# GOAL
Locate every line in the material below that has the word "axis". Copy each of those lines.

[INPUT start]

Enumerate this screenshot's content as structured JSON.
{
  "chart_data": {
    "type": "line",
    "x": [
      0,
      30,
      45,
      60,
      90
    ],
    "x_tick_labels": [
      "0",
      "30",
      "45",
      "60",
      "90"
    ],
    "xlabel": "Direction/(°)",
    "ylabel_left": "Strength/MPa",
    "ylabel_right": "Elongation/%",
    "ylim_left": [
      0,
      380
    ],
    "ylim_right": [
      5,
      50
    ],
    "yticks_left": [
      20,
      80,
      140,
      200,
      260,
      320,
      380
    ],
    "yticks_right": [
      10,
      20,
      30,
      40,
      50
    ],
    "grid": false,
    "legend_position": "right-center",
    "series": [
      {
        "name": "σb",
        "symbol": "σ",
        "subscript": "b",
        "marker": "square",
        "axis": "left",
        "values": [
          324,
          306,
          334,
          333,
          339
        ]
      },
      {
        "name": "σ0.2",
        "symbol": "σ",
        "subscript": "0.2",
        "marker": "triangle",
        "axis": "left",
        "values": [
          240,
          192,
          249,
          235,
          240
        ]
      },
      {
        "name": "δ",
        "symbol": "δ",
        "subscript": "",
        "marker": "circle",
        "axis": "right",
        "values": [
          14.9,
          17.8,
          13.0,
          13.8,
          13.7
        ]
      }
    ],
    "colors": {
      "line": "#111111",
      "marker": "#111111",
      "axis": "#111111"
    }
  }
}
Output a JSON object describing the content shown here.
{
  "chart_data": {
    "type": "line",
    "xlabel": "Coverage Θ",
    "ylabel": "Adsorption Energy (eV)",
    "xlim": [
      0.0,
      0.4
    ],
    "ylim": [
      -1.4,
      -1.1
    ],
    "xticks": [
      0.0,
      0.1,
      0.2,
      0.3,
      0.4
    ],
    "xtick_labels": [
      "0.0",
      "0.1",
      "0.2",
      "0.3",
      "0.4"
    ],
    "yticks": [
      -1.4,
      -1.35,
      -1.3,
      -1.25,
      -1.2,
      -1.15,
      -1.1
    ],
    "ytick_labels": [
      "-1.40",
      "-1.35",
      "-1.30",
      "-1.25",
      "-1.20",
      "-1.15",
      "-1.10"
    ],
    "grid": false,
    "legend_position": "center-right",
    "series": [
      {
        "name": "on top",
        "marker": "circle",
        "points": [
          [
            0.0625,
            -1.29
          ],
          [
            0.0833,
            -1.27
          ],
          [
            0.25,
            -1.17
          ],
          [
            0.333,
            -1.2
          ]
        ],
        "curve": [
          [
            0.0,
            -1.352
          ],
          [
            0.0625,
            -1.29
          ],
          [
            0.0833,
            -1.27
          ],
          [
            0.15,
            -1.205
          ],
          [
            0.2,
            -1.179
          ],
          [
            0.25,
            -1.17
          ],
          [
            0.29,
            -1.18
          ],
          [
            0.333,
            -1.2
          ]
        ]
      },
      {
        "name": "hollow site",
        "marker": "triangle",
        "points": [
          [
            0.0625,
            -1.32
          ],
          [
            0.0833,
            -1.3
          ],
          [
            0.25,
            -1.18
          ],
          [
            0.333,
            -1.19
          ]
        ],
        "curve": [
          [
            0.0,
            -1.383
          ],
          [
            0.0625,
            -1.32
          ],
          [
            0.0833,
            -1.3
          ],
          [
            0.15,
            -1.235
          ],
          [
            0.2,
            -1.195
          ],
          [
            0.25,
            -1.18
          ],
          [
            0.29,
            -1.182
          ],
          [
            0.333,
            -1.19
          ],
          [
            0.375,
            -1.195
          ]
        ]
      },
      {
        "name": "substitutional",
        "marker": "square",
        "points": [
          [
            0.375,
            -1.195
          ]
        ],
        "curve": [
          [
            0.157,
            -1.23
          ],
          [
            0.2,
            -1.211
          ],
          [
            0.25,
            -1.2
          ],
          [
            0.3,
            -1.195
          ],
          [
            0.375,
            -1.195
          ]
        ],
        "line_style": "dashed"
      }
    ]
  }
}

[INPUT end]

# RESPONSE
        "axis": "left",
        "axis": "left",
        "axis": "right",
      "axis": "#111111"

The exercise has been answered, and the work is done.